**Data to process:**
______

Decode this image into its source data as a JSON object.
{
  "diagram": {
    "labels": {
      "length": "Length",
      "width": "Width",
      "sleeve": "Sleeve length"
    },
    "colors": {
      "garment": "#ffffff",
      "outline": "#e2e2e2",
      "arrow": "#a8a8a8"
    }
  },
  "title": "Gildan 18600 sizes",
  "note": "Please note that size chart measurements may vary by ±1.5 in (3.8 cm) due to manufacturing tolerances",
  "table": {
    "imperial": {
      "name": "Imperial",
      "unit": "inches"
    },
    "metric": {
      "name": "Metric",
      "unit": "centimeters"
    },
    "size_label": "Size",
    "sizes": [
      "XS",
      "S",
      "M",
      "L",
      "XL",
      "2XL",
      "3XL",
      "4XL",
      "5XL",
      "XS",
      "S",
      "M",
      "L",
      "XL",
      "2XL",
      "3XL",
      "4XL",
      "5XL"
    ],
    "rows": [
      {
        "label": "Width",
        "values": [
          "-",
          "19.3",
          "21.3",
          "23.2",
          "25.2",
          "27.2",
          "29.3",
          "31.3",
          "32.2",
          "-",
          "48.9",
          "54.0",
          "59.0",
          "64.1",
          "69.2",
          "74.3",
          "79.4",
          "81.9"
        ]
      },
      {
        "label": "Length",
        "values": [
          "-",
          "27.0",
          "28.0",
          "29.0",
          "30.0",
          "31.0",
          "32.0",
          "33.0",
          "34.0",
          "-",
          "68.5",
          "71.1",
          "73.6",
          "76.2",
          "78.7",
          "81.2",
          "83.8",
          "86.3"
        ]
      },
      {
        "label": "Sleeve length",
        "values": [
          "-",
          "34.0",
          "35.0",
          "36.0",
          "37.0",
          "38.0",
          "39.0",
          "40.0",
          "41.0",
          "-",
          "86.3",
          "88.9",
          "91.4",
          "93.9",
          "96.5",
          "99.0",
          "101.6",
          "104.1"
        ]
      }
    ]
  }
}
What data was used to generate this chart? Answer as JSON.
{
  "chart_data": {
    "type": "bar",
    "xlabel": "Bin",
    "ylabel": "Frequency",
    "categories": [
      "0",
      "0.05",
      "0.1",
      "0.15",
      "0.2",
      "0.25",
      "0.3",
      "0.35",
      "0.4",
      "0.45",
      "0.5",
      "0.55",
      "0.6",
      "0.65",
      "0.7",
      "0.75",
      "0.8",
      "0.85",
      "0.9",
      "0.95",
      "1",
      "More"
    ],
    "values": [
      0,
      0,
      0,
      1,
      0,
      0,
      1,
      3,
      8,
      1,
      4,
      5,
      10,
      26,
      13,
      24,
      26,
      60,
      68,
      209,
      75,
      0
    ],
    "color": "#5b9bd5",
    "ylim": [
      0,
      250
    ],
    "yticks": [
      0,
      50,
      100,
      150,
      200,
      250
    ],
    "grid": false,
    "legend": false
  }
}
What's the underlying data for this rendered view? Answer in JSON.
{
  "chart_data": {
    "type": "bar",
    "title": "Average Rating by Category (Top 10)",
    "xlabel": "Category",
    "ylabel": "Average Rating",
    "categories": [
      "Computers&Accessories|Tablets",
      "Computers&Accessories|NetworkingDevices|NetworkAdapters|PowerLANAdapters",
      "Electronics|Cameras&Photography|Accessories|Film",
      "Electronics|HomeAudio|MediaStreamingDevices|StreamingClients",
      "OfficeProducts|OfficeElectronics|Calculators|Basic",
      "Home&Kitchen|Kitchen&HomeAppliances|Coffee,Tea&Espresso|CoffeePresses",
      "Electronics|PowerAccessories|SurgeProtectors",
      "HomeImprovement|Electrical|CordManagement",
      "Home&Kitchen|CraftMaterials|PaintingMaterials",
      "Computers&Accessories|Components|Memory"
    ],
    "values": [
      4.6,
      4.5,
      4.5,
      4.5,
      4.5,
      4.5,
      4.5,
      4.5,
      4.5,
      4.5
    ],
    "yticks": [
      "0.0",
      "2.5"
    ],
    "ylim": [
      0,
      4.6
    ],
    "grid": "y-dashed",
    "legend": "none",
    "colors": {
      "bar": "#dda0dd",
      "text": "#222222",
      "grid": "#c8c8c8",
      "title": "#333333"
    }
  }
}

______

**Task:** Copy all the lines above that hold the string "title".

**The output:**
  "title": "Gildan 18600 sizes",
    "title": "Average Rating by Category (Top 10)",
      "title": "#333333"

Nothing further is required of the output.